WORK INSTRUCTIONS: Copy out each line in the records below that includes the string "вашихъ".

TASK DATA:
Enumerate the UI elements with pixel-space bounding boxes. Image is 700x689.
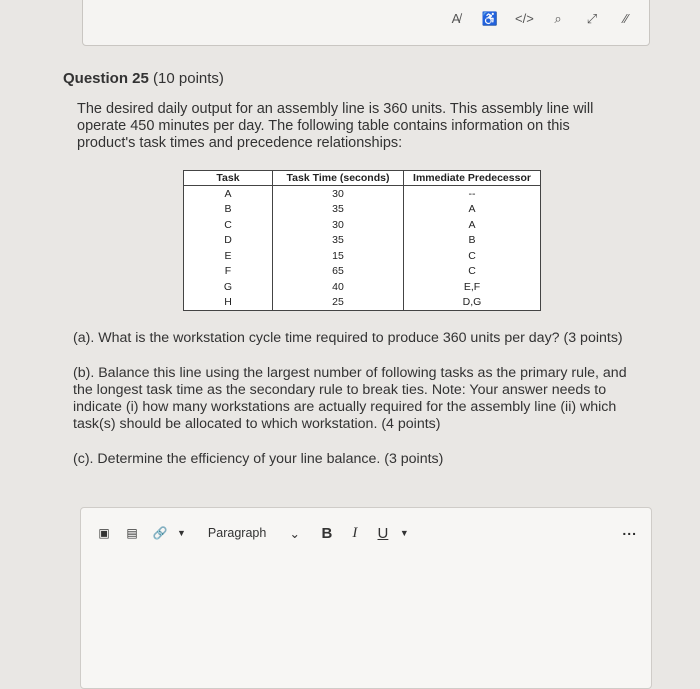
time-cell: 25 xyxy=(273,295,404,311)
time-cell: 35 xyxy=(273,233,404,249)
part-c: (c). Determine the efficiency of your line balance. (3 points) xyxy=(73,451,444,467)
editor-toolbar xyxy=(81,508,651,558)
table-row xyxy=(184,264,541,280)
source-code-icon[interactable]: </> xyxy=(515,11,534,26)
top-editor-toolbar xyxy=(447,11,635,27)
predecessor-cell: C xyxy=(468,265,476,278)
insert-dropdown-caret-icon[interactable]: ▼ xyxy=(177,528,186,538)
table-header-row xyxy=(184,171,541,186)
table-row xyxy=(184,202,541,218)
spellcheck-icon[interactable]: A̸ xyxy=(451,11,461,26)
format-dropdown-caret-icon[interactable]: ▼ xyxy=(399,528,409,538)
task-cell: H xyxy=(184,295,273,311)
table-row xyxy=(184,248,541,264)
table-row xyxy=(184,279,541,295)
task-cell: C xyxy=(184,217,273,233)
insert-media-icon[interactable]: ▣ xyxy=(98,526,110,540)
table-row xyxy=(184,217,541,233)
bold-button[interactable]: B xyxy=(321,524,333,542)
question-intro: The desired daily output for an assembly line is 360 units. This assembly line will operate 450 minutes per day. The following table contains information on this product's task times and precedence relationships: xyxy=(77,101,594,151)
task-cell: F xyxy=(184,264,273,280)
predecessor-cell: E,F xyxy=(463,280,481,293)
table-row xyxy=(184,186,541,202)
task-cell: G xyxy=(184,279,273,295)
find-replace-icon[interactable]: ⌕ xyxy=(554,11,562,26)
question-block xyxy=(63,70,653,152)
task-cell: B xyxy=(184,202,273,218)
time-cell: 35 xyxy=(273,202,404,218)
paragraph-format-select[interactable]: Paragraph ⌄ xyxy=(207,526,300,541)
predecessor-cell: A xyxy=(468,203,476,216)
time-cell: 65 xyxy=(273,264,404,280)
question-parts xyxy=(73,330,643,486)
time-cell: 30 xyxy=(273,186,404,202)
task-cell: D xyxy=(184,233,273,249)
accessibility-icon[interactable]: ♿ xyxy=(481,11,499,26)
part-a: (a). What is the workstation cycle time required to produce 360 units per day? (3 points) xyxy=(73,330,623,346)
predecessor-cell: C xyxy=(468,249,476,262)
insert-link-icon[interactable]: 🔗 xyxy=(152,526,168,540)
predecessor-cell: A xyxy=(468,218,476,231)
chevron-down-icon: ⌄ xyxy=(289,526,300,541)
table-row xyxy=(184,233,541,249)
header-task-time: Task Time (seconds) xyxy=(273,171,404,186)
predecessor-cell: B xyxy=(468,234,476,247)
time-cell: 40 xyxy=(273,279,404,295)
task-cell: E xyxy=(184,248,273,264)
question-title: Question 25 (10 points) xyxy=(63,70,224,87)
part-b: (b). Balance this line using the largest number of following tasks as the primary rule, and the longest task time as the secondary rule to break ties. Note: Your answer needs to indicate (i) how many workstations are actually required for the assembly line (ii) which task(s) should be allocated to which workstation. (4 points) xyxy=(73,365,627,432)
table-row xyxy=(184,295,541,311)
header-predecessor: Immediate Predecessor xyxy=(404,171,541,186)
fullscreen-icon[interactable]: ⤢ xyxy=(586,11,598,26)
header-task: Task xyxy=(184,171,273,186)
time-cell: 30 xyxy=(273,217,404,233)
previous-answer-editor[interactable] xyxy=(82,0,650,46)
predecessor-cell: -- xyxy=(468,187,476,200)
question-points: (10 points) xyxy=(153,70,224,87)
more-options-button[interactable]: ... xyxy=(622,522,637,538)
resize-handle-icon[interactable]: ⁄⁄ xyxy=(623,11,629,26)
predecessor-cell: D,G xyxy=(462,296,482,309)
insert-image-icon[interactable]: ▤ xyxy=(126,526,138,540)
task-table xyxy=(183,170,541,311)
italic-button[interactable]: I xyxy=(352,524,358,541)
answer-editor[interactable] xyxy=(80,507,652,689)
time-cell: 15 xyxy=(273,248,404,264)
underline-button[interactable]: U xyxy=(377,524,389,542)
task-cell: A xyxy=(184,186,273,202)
...
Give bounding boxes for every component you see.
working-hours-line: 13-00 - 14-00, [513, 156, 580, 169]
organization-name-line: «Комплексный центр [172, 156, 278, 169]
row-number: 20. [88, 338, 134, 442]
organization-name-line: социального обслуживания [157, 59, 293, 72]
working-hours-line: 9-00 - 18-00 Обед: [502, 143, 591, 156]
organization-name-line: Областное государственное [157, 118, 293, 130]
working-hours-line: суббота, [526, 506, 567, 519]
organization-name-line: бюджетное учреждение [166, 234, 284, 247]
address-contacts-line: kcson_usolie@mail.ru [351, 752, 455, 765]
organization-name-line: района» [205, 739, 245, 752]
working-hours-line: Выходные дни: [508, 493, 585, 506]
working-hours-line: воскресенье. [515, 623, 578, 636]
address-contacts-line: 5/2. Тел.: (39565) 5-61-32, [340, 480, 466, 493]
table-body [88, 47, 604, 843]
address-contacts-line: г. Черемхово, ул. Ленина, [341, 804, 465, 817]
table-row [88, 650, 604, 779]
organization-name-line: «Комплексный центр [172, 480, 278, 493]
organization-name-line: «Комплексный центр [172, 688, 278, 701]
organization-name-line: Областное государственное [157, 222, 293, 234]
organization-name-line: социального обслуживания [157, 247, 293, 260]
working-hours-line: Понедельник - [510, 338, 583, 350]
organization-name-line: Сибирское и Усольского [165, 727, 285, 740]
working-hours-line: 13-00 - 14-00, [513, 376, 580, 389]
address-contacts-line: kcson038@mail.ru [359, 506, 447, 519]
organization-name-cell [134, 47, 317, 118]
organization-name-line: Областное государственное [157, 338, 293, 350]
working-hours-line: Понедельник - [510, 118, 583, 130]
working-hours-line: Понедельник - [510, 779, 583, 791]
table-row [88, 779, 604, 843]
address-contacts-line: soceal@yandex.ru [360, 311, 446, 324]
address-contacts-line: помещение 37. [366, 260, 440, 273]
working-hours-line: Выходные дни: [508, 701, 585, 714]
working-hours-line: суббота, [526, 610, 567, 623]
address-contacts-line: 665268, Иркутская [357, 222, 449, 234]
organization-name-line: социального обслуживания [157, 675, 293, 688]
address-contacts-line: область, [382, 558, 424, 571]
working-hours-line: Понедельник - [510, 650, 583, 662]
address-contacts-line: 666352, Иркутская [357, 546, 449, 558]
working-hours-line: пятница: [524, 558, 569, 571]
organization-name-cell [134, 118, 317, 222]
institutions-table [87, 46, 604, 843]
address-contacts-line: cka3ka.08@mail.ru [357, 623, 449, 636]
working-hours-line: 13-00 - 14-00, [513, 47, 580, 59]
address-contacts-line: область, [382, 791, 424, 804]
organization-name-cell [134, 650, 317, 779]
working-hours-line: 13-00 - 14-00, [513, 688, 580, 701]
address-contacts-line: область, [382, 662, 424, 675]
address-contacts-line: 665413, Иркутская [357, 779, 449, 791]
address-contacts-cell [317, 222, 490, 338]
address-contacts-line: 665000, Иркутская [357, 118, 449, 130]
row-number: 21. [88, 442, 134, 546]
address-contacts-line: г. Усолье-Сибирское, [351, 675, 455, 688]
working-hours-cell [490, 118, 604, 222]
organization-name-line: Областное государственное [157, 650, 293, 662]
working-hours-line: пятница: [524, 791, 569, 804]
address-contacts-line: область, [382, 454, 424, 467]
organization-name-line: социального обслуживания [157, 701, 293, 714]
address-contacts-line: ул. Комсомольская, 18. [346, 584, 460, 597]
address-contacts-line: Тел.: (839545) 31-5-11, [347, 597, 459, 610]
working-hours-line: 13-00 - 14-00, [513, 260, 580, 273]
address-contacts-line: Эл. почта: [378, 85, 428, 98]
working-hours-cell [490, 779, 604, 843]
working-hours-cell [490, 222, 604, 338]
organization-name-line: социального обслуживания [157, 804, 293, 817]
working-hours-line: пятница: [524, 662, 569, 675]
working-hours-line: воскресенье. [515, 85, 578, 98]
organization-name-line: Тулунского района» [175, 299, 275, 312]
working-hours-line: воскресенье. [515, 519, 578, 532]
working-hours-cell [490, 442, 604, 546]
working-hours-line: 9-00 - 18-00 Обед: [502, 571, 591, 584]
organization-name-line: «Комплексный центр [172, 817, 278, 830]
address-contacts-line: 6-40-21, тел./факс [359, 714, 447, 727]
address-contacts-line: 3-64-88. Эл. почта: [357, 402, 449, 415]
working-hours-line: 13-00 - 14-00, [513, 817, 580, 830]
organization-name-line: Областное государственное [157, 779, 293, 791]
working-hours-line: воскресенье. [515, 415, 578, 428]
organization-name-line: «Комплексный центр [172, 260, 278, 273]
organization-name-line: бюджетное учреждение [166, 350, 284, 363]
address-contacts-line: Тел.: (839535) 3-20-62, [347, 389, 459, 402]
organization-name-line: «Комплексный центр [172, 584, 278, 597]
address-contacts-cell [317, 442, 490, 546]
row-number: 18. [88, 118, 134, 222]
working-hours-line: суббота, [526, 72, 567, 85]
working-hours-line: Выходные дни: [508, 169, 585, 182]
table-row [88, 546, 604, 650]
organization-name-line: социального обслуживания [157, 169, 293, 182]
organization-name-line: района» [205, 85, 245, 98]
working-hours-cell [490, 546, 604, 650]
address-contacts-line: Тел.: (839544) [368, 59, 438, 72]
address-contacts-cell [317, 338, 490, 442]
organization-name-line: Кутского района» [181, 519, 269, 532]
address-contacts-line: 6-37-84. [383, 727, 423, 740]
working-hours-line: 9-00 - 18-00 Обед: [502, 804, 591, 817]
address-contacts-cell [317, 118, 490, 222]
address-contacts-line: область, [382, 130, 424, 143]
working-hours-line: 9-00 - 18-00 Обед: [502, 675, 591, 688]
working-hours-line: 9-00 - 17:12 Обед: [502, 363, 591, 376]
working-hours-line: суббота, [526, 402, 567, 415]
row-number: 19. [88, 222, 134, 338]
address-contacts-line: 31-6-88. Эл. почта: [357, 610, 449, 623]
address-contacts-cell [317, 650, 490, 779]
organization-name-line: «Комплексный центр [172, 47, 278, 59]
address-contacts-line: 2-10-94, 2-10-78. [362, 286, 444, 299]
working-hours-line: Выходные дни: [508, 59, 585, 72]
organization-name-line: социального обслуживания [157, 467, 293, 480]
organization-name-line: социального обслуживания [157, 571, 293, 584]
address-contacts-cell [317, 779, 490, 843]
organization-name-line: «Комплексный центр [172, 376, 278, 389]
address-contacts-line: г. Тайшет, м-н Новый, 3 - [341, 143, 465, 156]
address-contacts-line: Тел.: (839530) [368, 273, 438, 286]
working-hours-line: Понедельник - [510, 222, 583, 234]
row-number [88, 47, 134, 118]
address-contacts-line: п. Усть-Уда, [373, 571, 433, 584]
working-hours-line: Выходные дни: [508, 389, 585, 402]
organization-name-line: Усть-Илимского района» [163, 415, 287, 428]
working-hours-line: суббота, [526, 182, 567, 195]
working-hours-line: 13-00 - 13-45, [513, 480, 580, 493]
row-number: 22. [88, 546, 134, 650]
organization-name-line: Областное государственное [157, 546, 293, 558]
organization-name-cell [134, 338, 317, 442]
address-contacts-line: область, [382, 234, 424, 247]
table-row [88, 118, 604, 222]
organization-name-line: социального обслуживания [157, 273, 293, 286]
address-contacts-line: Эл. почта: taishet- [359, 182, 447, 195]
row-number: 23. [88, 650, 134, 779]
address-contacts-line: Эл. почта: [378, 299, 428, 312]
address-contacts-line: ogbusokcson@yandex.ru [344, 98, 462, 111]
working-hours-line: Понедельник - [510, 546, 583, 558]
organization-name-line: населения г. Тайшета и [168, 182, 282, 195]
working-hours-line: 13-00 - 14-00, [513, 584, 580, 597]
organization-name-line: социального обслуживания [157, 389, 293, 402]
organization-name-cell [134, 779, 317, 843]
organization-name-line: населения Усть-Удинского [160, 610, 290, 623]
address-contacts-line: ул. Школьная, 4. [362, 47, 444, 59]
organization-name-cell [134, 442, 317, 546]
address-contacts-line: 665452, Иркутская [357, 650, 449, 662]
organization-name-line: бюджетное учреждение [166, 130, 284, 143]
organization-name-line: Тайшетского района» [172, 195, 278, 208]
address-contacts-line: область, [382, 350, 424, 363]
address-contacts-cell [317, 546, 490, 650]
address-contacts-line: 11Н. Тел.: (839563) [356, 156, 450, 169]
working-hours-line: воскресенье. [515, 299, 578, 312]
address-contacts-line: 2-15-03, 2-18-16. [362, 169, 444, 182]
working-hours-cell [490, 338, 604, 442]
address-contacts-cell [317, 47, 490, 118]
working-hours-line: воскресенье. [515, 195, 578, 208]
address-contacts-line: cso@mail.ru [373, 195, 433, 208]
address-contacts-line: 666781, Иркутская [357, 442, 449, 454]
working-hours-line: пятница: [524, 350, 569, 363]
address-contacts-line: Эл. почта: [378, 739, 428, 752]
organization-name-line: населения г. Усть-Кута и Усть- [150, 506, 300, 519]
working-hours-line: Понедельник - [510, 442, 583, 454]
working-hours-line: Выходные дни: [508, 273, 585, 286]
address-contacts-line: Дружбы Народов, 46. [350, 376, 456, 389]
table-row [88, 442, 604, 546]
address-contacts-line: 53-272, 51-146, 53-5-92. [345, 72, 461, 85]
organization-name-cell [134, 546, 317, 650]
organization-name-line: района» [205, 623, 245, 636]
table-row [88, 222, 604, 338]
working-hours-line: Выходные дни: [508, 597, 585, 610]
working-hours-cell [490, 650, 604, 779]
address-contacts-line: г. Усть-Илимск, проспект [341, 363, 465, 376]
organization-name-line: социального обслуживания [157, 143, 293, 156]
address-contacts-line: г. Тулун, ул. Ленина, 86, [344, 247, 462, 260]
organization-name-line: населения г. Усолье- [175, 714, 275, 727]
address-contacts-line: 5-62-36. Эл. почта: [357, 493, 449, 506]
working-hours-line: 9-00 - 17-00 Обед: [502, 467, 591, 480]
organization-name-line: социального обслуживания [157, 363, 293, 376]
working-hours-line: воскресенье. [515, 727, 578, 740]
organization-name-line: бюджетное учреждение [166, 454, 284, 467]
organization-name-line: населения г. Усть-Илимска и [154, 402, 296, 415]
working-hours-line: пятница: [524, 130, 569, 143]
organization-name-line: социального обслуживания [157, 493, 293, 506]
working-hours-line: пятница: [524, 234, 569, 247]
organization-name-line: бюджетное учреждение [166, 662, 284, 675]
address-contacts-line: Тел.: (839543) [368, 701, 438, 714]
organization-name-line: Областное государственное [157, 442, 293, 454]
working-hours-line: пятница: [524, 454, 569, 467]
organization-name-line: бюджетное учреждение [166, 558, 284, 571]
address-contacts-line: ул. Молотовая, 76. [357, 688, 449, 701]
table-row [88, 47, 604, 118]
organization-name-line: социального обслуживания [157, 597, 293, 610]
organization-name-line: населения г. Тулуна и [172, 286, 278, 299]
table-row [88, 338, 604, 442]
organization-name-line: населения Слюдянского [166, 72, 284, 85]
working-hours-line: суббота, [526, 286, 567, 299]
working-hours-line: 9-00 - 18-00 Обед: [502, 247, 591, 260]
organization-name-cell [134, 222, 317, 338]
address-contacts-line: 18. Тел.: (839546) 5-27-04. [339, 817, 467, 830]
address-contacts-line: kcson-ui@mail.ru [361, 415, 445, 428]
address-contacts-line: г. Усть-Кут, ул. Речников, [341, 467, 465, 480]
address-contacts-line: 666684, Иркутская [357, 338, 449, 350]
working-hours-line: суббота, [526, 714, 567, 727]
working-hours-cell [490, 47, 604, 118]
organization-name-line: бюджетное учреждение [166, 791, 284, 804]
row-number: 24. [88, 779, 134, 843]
--
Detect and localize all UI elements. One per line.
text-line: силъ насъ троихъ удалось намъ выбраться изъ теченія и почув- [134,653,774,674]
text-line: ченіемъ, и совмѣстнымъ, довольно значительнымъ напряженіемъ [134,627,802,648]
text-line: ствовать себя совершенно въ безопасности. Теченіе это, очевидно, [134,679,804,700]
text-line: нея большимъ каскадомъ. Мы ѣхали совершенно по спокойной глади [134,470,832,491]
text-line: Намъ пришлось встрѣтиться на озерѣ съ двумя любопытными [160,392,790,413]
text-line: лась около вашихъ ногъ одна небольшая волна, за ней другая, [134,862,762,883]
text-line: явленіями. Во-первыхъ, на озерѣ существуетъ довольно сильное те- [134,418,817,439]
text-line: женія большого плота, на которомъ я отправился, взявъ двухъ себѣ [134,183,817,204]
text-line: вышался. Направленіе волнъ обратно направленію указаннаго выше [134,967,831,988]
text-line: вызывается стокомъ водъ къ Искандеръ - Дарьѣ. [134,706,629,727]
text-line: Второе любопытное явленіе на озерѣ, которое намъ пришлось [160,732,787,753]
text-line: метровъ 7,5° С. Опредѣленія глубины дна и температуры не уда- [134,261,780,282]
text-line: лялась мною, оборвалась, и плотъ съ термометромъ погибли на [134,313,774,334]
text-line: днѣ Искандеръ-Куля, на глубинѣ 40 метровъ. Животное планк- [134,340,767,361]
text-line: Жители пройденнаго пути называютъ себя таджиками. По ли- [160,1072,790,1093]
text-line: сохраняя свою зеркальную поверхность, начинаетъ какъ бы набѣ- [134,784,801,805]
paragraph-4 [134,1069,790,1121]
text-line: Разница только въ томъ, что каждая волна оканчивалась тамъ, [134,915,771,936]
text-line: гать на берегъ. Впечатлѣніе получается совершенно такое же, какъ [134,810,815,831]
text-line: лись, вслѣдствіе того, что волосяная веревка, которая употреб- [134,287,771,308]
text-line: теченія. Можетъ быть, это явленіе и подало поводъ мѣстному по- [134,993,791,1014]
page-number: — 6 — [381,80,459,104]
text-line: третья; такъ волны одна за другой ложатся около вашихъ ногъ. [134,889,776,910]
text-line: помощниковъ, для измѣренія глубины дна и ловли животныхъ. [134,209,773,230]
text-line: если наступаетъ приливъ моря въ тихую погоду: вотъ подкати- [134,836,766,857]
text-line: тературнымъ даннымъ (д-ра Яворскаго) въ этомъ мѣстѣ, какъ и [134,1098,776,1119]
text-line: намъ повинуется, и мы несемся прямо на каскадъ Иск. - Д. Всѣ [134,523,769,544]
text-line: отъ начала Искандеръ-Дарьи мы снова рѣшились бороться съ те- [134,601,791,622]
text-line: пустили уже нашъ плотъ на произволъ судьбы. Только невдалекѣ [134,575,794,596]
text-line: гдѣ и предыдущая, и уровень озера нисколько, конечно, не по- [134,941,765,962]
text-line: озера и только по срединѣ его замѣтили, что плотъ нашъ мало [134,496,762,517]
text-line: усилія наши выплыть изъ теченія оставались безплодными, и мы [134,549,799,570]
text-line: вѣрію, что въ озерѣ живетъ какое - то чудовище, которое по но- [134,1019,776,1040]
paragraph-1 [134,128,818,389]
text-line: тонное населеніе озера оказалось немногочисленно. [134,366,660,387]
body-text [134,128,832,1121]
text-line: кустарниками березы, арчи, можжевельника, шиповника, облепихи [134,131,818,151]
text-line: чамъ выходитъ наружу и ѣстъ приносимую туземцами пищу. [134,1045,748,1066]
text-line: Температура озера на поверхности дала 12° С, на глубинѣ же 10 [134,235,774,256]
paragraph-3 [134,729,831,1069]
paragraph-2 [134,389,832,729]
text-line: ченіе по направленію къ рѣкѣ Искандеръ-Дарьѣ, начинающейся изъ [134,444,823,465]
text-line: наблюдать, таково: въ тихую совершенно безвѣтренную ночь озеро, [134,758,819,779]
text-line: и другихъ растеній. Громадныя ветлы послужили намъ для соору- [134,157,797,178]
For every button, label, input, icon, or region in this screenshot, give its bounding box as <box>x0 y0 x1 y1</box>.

SOLUTION TO THIS TASK:
text-line: лась около вашихъ ногъ одна небольшая волна, за ней другая, [134,862,762,883]
text-line: третья; такъ волны одна за другой ложатся около вашихъ ногъ. [134,889,776,910]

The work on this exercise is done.